### WHAT YOU SHOULD DO
Print all of the data exactly.

----

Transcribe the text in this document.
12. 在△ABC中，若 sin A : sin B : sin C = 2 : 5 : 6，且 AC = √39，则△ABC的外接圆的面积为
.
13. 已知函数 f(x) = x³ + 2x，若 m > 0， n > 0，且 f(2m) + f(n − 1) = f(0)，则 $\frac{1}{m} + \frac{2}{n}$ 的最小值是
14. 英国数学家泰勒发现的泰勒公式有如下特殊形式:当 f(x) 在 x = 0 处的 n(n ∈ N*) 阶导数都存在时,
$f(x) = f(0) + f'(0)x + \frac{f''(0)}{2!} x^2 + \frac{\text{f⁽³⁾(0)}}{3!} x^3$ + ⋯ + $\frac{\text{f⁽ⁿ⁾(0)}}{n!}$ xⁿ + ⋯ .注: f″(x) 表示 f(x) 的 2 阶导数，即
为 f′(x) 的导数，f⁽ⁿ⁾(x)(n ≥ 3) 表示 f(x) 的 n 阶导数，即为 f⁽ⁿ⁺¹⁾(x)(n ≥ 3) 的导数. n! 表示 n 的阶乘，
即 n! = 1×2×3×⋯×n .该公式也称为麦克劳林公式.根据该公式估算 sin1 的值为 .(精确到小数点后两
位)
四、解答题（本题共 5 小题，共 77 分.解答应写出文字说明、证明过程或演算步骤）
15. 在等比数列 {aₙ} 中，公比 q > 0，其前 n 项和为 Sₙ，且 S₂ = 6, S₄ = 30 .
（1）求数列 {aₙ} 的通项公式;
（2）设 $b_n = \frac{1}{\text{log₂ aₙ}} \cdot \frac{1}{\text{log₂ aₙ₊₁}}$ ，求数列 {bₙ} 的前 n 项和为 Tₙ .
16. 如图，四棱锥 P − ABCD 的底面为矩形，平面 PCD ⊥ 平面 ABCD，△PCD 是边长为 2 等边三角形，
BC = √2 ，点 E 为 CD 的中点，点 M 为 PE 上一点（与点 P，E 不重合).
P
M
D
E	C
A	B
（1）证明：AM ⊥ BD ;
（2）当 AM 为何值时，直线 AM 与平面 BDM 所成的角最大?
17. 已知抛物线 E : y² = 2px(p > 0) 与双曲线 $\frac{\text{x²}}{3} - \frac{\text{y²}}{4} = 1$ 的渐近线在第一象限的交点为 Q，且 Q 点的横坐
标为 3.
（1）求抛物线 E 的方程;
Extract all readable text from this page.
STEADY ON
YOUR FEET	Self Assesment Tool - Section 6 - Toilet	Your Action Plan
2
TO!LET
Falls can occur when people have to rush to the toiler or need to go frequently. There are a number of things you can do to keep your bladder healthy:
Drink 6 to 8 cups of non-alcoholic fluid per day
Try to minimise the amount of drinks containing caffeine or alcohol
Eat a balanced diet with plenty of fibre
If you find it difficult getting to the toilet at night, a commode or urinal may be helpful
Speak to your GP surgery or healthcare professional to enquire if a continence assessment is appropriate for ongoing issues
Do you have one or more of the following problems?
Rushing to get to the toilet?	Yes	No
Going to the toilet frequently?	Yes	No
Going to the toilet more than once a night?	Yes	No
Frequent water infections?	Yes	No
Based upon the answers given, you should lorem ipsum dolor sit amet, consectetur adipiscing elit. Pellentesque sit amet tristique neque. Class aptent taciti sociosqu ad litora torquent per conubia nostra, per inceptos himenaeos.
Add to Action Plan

----

### FULL RESPONSE
Transcribe the text in this document.
12. 在△ABC中，若 sin A : sin B : sin C = 2 : 5 : 6，且 AC = √39，则△ABC的外接圆的面积为
.
13. 已知函数 f(x) = x³ + 2x，若 m > 0， n > 0，且 f(2m) + f(n − 1) = f(0)，则 $\frac{1}{m} + \frac{2}{n}$ 的最小值是
14. 英国数学家泰勒发现的泰勒公式有如下特殊形式:当 f(x) 在 x = 0 处的 n(n ∈ N*) 阶导数都存在时,
$f(x) = f(0) + f'(0)x + \frac{f''(0)}{2!} x^2 + \frac{\text{f⁽³⁾(0)}}{3!} x^3$ + ⋯ + $\frac{\text{f⁽ⁿ⁾(0)}}{n!}$ xⁿ + ⋯ .注: f″(x) 表示 f(x) 的 2 阶导数，即
为 f′(x) 的导数，f⁽ⁿ⁾(x)(n ≥ 3) 表示 f(x) 的 n 阶导数，即为 f⁽ⁿ⁺¹⁾(x)(n ≥ 3) 的导数. n! 表示 n 的阶乘，
即 n! = 1×2×3×⋯×n .该公式也称为麦克劳林公式.根据该公式估算 sin1 的值为 .(精确到小数点后两
位)
四、解答题（本题共 5 小题，共 77 分.解答应写出文字说明、证明过程或演算步骤）
15. 在等比数列 {aₙ} 中，公比 q > 0，其前 n 项和为 Sₙ，且 S₂ = 6, S₄ = 30 .
（1）求数列 {aₙ} 的通项公式;
（2）设 $b_n = \frac{1}{\text{log₂ aₙ}} \cdot \frac{1}{\text{log₂ aₙ₊₁}}$ ，求数列 {bₙ} 的前 n 项和为 Tₙ .
16. 如图，四棱锥 P − ABCD 的底面为矩形，平面 PCD ⊥ 平面 ABCD，△PCD 是边长为 2 等边三角形，
BC = √2 ，点 E 为 CD 的中点，点 M 为 PE 上一点（与点 P，E 不重合).
P
M
D
E	C
A	B
（1）证明：AM ⊥ BD ;
（2）当 AM 为何值时，直线 AM 与平面 BDM 所成的角最大?
17. 已知抛物线 E : y² = 2px(p > 0) 与双曲线 $\frac{\text{x²}}{3} - \frac{\text{y²}}{4} = 1$ 的渐近线在第一象限的交点为 Q，且 Q 点的横坐
标为 3.
（1）求抛物线 E 的方程;
Extract all readable text from this page.
STEADY ON
YOUR FEET	Self Assesment Tool - Section 6 - Toilet	Your Action Plan
2
TO!LET
Falls can occur when people have to rush to the toiler or need to go frequently. There are a number of things you can do to keep your bladder healthy:
Drink 6 to 8 cups of non-alcoholic fluid per day
Try to minimise the amount of drinks containing caffeine or alcohol
Eat a balanced diet with plenty of fibre
If you find it difficult getting to the toilet at night, a commode or urinal may be helpful
Speak to your GP surgery or healthcare professional to enquire if a continence assessment is appropriate for ongoing issues
Do you have one or more of the following problems?
Rushing to get to the toilet?	Yes	No
Going to the toilet frequently?	Yes	No
Going to the toilet more than once a night?	Yes	No
Frequent water infections?	Yes	No
Based upon the answers given, you should lorem ipsum dolor sit amet, consectetur adipiscing elit. Pellentesque sit amet tristique neque. Class aptent taciti sociosqu ad litora torquent per conubia nostra, per inceptos himenaeos.
Add to Action Plan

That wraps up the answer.